- **Short exercise**: From the listing below, extract each line containing the string "news".

- **Data supplied**:
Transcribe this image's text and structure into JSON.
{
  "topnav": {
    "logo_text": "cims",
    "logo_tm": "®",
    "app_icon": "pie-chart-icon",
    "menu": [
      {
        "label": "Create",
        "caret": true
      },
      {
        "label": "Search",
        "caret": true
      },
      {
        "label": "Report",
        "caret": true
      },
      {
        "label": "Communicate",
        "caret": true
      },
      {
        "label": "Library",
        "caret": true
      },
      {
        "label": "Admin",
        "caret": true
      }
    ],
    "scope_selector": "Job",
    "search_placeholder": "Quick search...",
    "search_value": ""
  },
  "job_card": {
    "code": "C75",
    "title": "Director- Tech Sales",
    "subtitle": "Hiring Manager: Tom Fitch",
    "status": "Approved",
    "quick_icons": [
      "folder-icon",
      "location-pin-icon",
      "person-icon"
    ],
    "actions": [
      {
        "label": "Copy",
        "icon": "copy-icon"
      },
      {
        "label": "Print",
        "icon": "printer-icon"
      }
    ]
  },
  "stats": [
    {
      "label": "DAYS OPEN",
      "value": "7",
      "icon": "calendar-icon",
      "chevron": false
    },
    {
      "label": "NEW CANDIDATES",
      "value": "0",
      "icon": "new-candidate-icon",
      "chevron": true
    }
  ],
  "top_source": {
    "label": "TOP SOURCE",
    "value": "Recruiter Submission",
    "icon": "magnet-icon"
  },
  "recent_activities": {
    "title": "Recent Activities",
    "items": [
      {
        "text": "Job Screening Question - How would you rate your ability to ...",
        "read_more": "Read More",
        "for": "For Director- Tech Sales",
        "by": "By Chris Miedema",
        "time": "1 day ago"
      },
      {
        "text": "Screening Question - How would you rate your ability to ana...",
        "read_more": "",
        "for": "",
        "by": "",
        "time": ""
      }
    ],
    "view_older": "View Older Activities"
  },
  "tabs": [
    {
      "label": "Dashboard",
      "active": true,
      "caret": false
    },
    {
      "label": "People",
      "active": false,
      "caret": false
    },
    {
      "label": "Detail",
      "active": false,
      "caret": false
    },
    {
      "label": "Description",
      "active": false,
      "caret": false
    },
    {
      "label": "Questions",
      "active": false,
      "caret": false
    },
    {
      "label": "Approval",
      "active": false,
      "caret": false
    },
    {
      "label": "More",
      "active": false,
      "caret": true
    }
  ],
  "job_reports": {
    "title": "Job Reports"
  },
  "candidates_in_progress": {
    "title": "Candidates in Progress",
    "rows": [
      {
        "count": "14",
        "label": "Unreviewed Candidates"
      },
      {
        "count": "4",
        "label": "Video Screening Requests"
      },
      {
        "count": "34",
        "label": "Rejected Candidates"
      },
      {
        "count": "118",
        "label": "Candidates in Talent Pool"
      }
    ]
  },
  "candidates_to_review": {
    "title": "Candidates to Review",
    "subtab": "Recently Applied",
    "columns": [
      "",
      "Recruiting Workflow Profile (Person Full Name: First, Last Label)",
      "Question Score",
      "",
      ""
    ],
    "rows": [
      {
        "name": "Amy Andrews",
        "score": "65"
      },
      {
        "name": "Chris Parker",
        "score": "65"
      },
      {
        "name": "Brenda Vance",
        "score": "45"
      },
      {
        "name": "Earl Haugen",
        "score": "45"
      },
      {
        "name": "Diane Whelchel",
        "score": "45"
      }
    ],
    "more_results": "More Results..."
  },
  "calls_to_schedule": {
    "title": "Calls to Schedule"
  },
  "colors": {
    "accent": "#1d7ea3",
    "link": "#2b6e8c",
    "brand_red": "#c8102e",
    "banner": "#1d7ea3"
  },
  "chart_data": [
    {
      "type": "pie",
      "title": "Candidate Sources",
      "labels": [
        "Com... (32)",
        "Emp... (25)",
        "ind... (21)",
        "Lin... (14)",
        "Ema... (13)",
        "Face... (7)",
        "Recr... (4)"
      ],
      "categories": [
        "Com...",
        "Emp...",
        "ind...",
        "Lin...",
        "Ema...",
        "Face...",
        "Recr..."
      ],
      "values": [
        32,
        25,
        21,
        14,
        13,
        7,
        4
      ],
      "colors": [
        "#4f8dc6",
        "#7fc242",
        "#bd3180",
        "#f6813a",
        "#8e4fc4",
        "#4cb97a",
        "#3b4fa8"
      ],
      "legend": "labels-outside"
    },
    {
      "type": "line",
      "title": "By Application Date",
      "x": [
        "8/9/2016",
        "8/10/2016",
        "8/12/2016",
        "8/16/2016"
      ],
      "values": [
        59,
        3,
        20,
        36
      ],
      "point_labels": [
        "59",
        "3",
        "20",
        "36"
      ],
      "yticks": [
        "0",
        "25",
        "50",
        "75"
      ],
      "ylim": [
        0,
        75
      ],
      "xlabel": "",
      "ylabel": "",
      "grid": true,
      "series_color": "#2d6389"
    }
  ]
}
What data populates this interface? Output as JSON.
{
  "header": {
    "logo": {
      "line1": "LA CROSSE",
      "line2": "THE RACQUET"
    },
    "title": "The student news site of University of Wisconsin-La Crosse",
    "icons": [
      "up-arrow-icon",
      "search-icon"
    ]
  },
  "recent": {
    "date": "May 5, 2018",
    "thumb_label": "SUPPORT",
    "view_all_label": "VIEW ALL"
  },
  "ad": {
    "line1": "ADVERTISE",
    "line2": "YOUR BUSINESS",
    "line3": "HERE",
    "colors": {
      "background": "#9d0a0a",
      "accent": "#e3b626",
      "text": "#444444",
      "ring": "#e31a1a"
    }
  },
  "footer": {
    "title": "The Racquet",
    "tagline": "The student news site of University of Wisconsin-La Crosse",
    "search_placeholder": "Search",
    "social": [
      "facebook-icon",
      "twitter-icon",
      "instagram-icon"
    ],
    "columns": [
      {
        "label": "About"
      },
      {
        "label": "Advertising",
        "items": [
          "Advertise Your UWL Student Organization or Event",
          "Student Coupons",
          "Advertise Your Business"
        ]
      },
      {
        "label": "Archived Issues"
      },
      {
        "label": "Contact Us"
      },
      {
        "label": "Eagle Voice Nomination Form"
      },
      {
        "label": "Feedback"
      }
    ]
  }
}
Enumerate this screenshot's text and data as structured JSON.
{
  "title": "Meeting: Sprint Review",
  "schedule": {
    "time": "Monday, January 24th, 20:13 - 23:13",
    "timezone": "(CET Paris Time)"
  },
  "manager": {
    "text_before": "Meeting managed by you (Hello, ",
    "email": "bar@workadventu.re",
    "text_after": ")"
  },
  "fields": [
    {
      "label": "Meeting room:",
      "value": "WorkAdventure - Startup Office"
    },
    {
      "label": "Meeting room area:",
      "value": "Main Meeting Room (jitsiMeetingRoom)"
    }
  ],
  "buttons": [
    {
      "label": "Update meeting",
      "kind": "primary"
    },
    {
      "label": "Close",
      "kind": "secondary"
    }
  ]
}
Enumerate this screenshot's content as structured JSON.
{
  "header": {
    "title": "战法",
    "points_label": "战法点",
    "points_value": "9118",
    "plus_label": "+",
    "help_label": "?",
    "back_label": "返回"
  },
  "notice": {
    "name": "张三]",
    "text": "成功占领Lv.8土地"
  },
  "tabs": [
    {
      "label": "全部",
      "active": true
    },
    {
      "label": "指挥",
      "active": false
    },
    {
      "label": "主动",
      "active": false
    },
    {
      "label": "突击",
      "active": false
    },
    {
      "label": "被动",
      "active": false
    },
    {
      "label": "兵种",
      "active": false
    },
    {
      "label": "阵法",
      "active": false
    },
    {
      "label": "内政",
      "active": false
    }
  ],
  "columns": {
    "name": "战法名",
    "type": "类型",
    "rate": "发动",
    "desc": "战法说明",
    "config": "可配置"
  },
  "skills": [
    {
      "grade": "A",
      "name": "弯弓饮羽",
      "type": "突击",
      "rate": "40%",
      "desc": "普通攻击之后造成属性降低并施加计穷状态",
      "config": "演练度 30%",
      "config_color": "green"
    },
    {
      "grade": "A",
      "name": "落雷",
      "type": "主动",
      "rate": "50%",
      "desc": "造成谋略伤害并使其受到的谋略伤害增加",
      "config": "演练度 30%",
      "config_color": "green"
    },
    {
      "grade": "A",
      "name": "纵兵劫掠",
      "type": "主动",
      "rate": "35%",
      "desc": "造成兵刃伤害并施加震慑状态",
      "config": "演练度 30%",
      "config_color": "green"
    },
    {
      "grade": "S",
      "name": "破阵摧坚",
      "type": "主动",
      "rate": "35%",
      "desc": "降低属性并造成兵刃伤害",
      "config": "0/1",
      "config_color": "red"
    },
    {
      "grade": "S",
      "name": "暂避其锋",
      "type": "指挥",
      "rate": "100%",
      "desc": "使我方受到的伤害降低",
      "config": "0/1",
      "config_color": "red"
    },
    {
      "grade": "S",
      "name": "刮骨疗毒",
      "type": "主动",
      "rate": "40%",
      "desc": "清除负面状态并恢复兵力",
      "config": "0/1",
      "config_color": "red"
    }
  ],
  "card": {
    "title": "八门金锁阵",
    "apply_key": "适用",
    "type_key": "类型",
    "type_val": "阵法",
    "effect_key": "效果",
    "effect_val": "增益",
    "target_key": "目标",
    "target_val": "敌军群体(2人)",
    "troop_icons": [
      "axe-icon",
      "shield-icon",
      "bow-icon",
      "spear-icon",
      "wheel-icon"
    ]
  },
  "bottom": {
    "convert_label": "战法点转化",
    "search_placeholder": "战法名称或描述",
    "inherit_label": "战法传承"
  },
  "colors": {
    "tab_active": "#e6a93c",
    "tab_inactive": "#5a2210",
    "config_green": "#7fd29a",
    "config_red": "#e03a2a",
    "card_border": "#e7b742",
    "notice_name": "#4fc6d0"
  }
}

- **Completed task**:
    "title": "The student news site of University of Wisconsin-La Crosse",
    "tagline": "The student news site of University of Wisconsin-La Crosse",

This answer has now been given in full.